Problem -
Echo the following data line for line, without any change, and omit the pictures from your answer.

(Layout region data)
★ ★ ★ ★ ★

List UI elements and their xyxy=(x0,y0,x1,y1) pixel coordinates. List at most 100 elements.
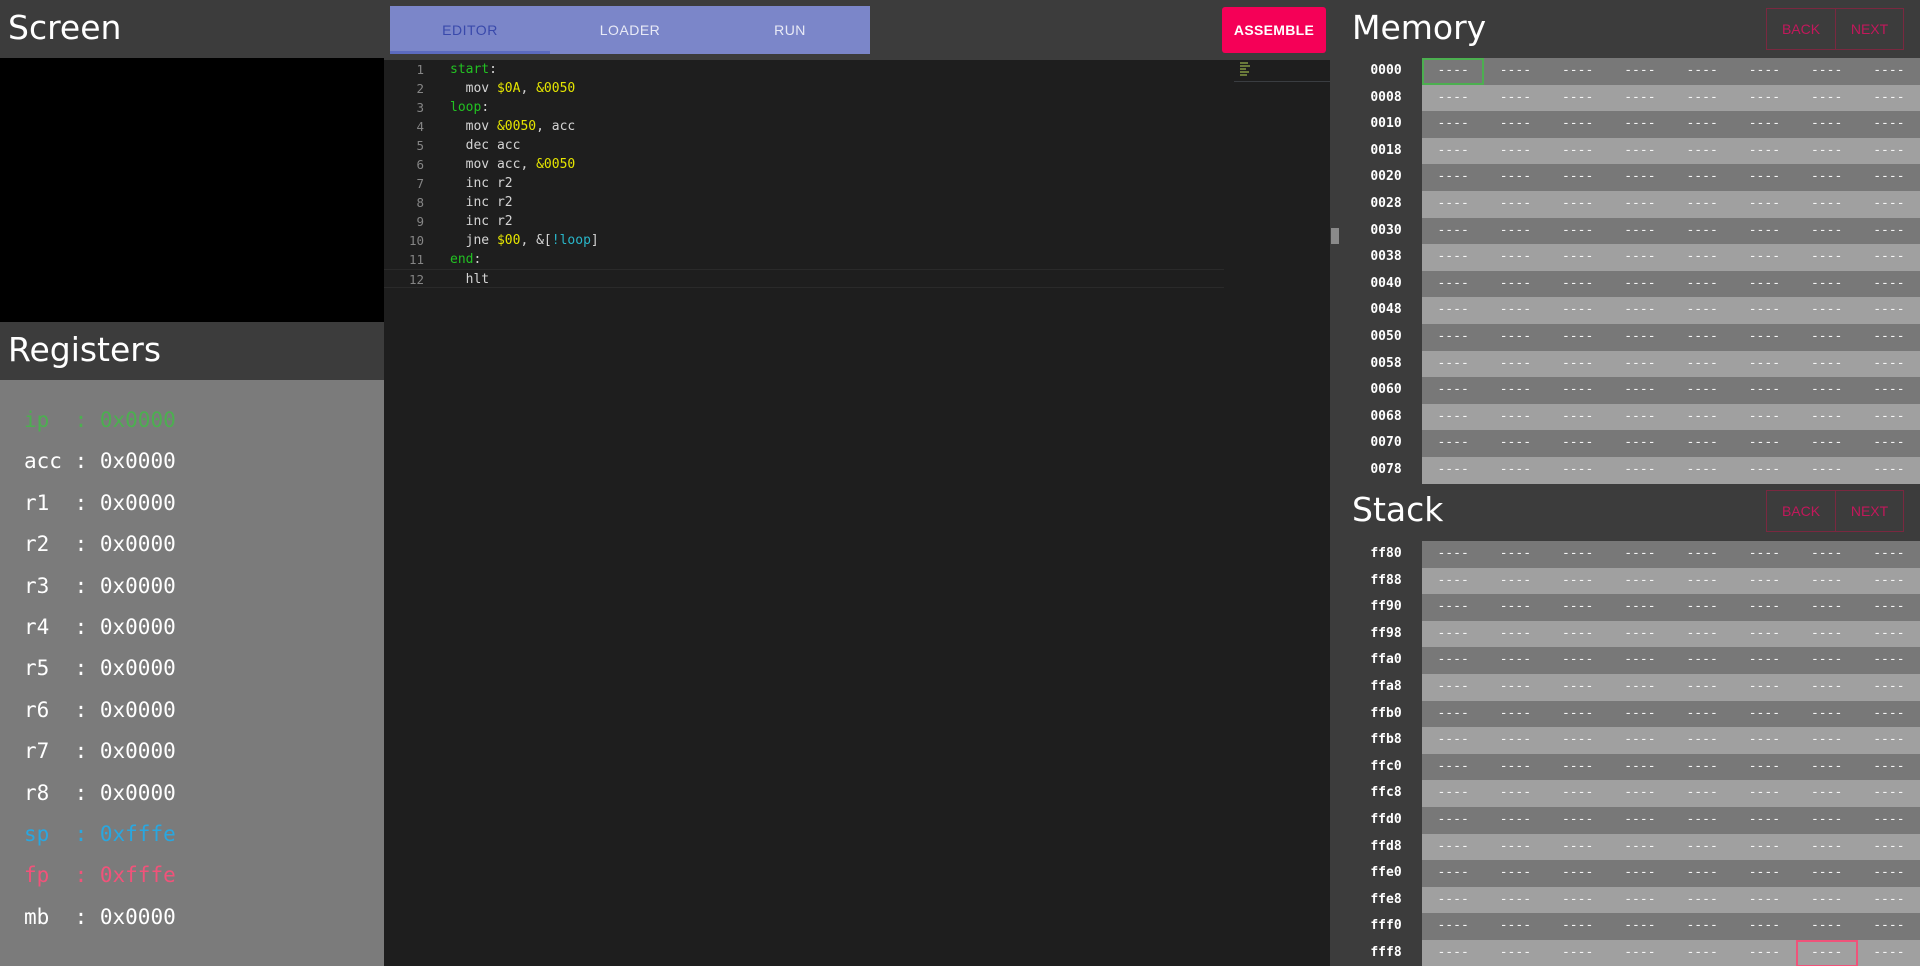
memory-cell: ---- xyxy=(1748,461,1781,477)
stack-back-button[interactable]: BACK xyxy=(1767,491,1835,531)
stack-cell: ---- xyxy=(1437,838,1469,854)
line-number: 4 xyxy=(416,119,424,134)
code-line[interactable]: 3 loop: xyxy=(384,98,1224,117)
stack-cell: ---- xyxy=(1624,546,1656,561)
memory-cell: ---- xyxy=(1499,302,1532,318)
editor-minimap[interactable] xyxy=(1234,60,1330,82)
memory-address: 0020 xyxy=(1344,164,1422,191)
code-text[interactable]: loop: xyxy=(424,98,489,117)
stack-row: ff98 ---- ---- ---- ---- ---- ---- ---- ---- xyxy=(1344,620,1920,648)
memory-cell: ---- xyxy=(1810,116,1843,132)
code-line[interactable]: 7 inc r2 xyxy=(384,174,1224,193)
memory-cell: ---- xyxy=(1437,142,1469,158)
stack-cell: ---- xyxy=(1686,918,1718,934)
stack-cell: ---- xyxy=(1561,625,1594,641)
stack-cell: ---- xyxy=(1686,944,1718,960)
code-line[interactable]: 1 start: xyxy=(384,60,1224,79)
register-value: 0x0000 xyxy=(99,490,176,515)
stack-row: ff90 ---- ---- ---- ---- ---- ---- ---- ---- xyxy=(1344,594,1920,621)
register-value: 0x0000 xyxy=(99,614,176,639)
memory-cell: ---- xyxy=(1561,275,1594,291)
code-line[interactable]: 12 hlt xyxy=(384,269,1224,288)
stack-cell: ---- xyxy=(1499,625,1532,641)
register-name: r7 xyxy=(24,739,62,764)
memory-cell: ---- xyxy=(1748,382,1781,398)
code-text[interactable]: end: xyxy=(424,250,481,269)
code-editor[interactable]: 1 start: 2 mov $0A, &0050 3 loop: 4 mov &0050… xyxy=(384,60,1339,966)
stack-cell: ---- xyxy=(1873,678,1905,694)
stack-cell: ---- xyxy=(1624,758,1656,774)
code-text[interactable]: start: xyxy=(424,60,497,79)
memory-cell: ---- xyxy=(1810,89,1843,105)
register-sp: sp : 0xfffe xyxy=(24,821,176,846)
stack-cell: ---- xyxy=(1748,918,1781,934)
editor-scrollbar[interactable] xyxy=(1331,228,1339,244)
code-text[interactable]: mov acc, &0050 xyxy=(424,155,576,174)
stack-cell: ---- xyxy=(1499,652,1532,668)
stack-cell: ---- xyxy=(1624,625,1656,641)
memory-address: 0018 xyxy=(1344,137,1422,165)
memory-next-button[interactable]: NEXT xyxy=(1835,9,1903,49)
memory-cell: ---- xyxy=(1499,116,1532,132)
register-name: r2 xyxy=(24,532,62,557)
stack-address: ffc0 xyxy=(1344,753,1422,781)
memory-back-button[interactable]: BACK xyxy=(1767,9,1835,49)
memory-cell: ---- xyxy=(1810,435,1843,451)
register-value: 0x0000 xyxy=(99,408,176,432)
code-text[interactable]: hlt xyxy=(424,270,490,287)
memory-cell: ---- xyxy=(1561,302,1594,318)
memory-address: 0058 xyxy=(1344,350,1422,378)
code-text[interactable]: mov &0050, acc xyxy=(424,117,576,136)
stack-cell: ---- xyxy=(1686,838,1718,854)
code-text[interactable]: inc r2 xyxy=(424,193,513,212)
registers-panel: ip : 0x0000 acc : 0x0000 r1 : 0x0000 r2 : 0… xyxy=(0,380,384,966)
code-line[interactable]: 11 end: xyxy=(384,250,1224,269)
memory-cell: ---- xyxy=(1561,461,1594,477)
memory-cell: ---- xyxy=(1561,328,1594,344)
stack-cell: ---- xyxy=(1499,705,1532,721)
stack-row: ffb8 ---- ---- ---- ---- ---- ---- ---- ---- xyxy=(1344,727,1920,754)
memory-cell: ---- xyxy=(1810,222,1843,238)
stack-cell: ---- xyxy=(1748,732,1781,748)
code-line[interactable]: 5 dec acc xyxy=(384,136,1224,155)
code-text[interactable]: dec acc xyxy=(424,136,521,155)
stack-cell: ---- xyxy=(1686,705,1718,721)
stack-next-button[interactable]: NEXT xyxy=(1835,491,1903,531)
line-number: 5 xyxy=(416,138,424,153)
memory-cell: ---- xyxy=(1624,328,1656,344)
code-text[interactable]: inc r2 xyxy=(424,212,513,231)
stack-cell: ---- xyxy=(1748,652,1781,668)
code-line[interactable]: 9 inc r2 xyxy=(384,212,1224,231)
assemble-button[interactable]: ASSEMBLE xyxy=(1222,7,1326,53)
stack-cell: ---- xyxy=(1810,758,1843,774)
code-line[interactable]: 4 mov &0050, acc xyxy=(384,117,1224,136)
register-name: r8 xyxy=(24,780,62,805)
code-line[interactable]: 6 mov acc, &0050 xyxy=(384,155,1224,174)
memory-cell: ---- xyxy=(1748,169,1781,185)
code-line[interactable]: 8 inc r2 xyxy=(384,193,1224,212)
register-value: 0x0000 xyxy=(99,656,176,681)
memory-cell: ---- xyxy=(1748,142,1781,158)
code-lines[interactable]: 1 start: 2 mov $0A, &0050 3 loop: 4 mov &0050… xyxy=(384,60,1224,288)
tab-editor[interactable]: EDITOR xyxy=(390,6,550,54)
memory-cell: ---- xyxy=(1873,116,1905,132)
stack-cell: ---- xyxy=(1499,811,1532,827)
memory-cell: ---- xyxy=(1686,63,1718,78)
memory-cell: ---- xyxy=(1873,249,1905,265)
code-line[interactable]: 10 jne $00, &[!loop] xyxy=(384,231,1224,250)
stack-cell: ---- xyxy=(1873,546,1905,561)
code-text[interactable]: jne $00, &[!loop] xyxy=(424,231,599,250)
memory-cell: ---- xyxy=(1810,275,1843,291)
tab-loader[interactable]: LOADER xyxy=(550,6,710,54)
code-text[interactable]: mov $0A, &0050 xyxy=(424,79,576,98)
memory-row: 0078 ---- ---- ---- ---- ---- ---- ---- ---- xyxy=(1344,456,1920,484)
stack-address: ffe8 xyxy=(1344,886,1422,914)
stack-cell: ---- xyxy=(1810,732,1843,748)
code-line[interactable]: 2 mov $0A, &0050 xyxy=(384,79,1224,98)
stack-cell: ---- xyxy=(1810,891,1843,907)
code-text[interactable]: inc r2 xyxy=(424,174,513,193)
stack-cell: ---- xyxy=(1873,838,1905,854)
memory-cell: ---- xyxy=(1873,302,1905,318)
register-acc: acc : 0x0000 xyxy=(24,449,176,474)
tab-run[interactable]: RUN xyxy=(710,6,870,54)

★ ★ ★ ★ ★

Written response -
List UI elements and their xyxy=(x0,y0,x1,y1) pixel coordinates. List at most 100 elements.
memory-cell: ---- xyxy=(1748,461,1781,477)
stack-back-button[interactable]: BACK xyxy=(1767,491,1835,531)
stack-cell: ---- xyxy=(1437,838,1469,854)
line-number: 4 xyxy=(416,119,424,134)
code-line[interactable]: 3 loop: xyxy=(384,98,1224,117)
stack-cell: ---- xyxy=(1624,546,1656,561)
memory-cell: ---- xyxy=(1499,302,1532,318)
editor-minimap[interactable] xyxy=(1234,60,1330,82)
memory-address: 0020 xyxy=(1344,164,1422,191)
code-text[interactable]: loop: xyxy=(424,98,489,117)
stack-row: ff98 ---- ---- ---- ---- ---- ---- ---- ---- xyxy=(1344,620,1920,648)
memory-cell: ---- xyxy=(1810,116,1843,132)
code-line[interactable]: 7 inc r2 xyxy=(384,174,1224,193)
memory-cell: ---- xyxy=(1437,142,1469,158)
stack-cell: ---- xyxy=(1686,918,1718,934)
stack-cell: ---- xyxy=(1561,625,1594,641)
stack-cell: ---- xyxy=(1686,944,1718,960)
code-line[interactable]: 1 start: xyxy=(384,60,1224,79)
register-value: 0x0000 xyxy=(99,490,176,515)
stack-row: ff90 ---- ---- ---- ---- ---- ---- ---- ---- xyxy=(1344,594,1920,621)
register-value: 0x0000 xyxy=(99,614,176,639)
memory-cell: ---- xyxy=(1561,275,1594,291)
code-line[interactable]: 12 hlt xyxy=(384,269,1224,288)
stack-cell: ---- xyxy=(1499,625,1532,641)
register-name: r7 xyxy=(24,739,62,764)
memory-cell: ---- xyxy=(1748,382,1781,398)
code-text[interactable]: end: xyxy=(424,250,481,269)
code-editor[interactable]: 1 start: 2 mov $0A, &0050 3 loop: 4 mov &0050… xyxy=(384,60,1339,966)
stack-cell: ---- xyxy=(1873,678,1905,694)
stack-cell: ---- xyxy=(1624,758,1656,774)
code-text[interactable]: start: xyxy=(424,60,497,79)
memory-cell: ---- xyxy=(1810,89,1843,105)
register-sp: sp : 0xfffe xyxy=(24,821,176,846)
stack-cell: ---- xyxy=(1748,918,1781,934)
editor-scrollbar[interactable] xyxy=(1331,228,1339,244)
code-text[interactable]: mov acc, &0050 xyxy=(424,155,576,174)
stack-cell: ---- xyxy=(1499,652,1532,668)
stack-cell: ---- xyxy=(1624,625,1656,641)
memory-address: 0018 xyxy=(1344,137,1422,165)
memory-next-button[interactable]: NEXT xyxy=(1835,9,1903,49)
memory-cell: ---- xyxy=(1499,116,1532,132)
register-name: r2 xyxy=(24,532,62,557)
stack-address: ffc0 xyxy=(1344,753,1422,781)
memory-back-button[interactable]: BACK xyxy=(1767,9,1835,49)
memory-cell: ---- xyxy=(1810,435,1843,451)
register-value: 0x0000 xyxy=(99,408,176,432)
code-text[interactable]: hlt xyxy=(424,270,490,287)
memory-cell: ---- xyxy=(1561,302,1594,318)
memory-address: 0058 xyxy=(1344,350,1422,378)
code-text[interactable]: mov &0050, acc xyxy=(424,117,576,136)
stack-cell: ---- xyxy=(1686,838,1718,854)
code-text[interactable]: inc r2 xyxy=(424,193,513,212)
registers-panel: ip : 0x0000 acc : 0x0000 r1 : 0x0000 r2 : 0… xyxy=(0,380,384,966)
code-line[interactable]: 11 end: xyxy=(384,250,1224,269)
memory-cell: ---- xyxy=(1561,461,1594,477)
memory-cell: ---- xyxy=(1561,328,1594,344)
stack-cell: ---- xyxy=(1499,705,1532,721)
stack-row: ffb8 ---- ---- ---- ---- ---- ---- ---- ---- xyxy=(1344,727,1920,754)
memory-cell: ---- xyxy=(1810,222,1843,238)
stack-cell: ---- xyxy=(1748,732,1781,748)
code-line[interactable]: 5 dec acc xyxy=(384,136,1224,155)
code-text[interactable]: dec acc xyxy=(424,136,521,155)
stack-cell: ---- xyxy=(1686,705,1718,721)
stack-next-button[interactable]: NEXT xyxy=(1835,491,1903,531)
line-number: 5 xyxy=(416,138,424,153)
memory-cell: ---- xyxy=(1624,328,1656,344)
code-text[interactable]: inc r2 xyxy=(424,212,513,231)
stack-cell: ---- xyxy=(1748,652,1781,668)
code-line[interactable]: 9 inc r2 xyxy=(384,212,1224,231)
assemble-button[interactable]: ASSEMBLE xyxy=(1222,7,1326,53)
stack-cell: ---- xyxy=(1810,758,1843,774)
code-line[interactable]: 4 mov &0050, acc xyxy=(384,117,1224,136)
register-name: r8 xyxy=(24,780,62,805)
code-line[interactable]: 6 mov acc, &0050 xyxy=(384,155,1224,174)
memory-cell: ---- xyxy=(1748,169,1781,185)
code-line[interactable]: 8 inc r2 xyxy=(384,193,1224,212)
register-value: 0x0000 xyxy=(99,656,176,681)
memory-cell: ---- xyxy=(1748,142,1781,158)
code-lines[interactable]: 1 start: 2 mov $0A, &0050 3 loop: 4 mov &0050… xyxy=(384,60,1224,288)
tab-editor[interactable]: EDITOR xyxy=(390,6,550,54)
memory-cell: ---- xyxy=(1873,116,1905,132)
stack-cell: ---- xyxy=(1499,811,1532,827)
memory-cell: ---- xyxy=(1686,63,1718,78)
memory-cell: ---- xyxy=(1873,249,1905,265)
code-line[interactable]: 10 jne $00, &[!loop] xyxy=(384,231,1224,250)
stack-cell: ---- xyxy=(1873,546,1905,561)
code-text[interactable]: jne $00, &[!loop] xyxy=(424,231,599,250)
memory-cell: ---- xyxy=(1810,275,1843,291)
tab-loader[interactable]: LOADER xyxy=(550,6,710,54)
code-text[interactable]: mov $0A, &0050 xyxy=(424,79,576,98)
memory-row: 0078 ---- ---- ---- ---- ---- ---- ---- ---- xyxy=(1344,456,1920,484)
stack-address: ffe8 xyxy=(1344,886,1422,914)
stack-cell: ---- xyxy=(1810,732,1843,748)
code-line[interactable]: 2 mov $0A, &0050 xyxy=(384,79,1224,98)
stack-cell: ---- xyxy=(1810,891,1843,907)
code-text[interactable]: inc r2 xyxy=(424,174,513,193)
stack-cell: ---- xyxy=(1873,838,1905,854)
memory-cell: ---- xyxy=(1873,302,1905,318)
register-acc: acc : 0x0000 xyxy=(24,449,176,474)
tab-run[interactable]: RUN xyxy=(710,6,870,54)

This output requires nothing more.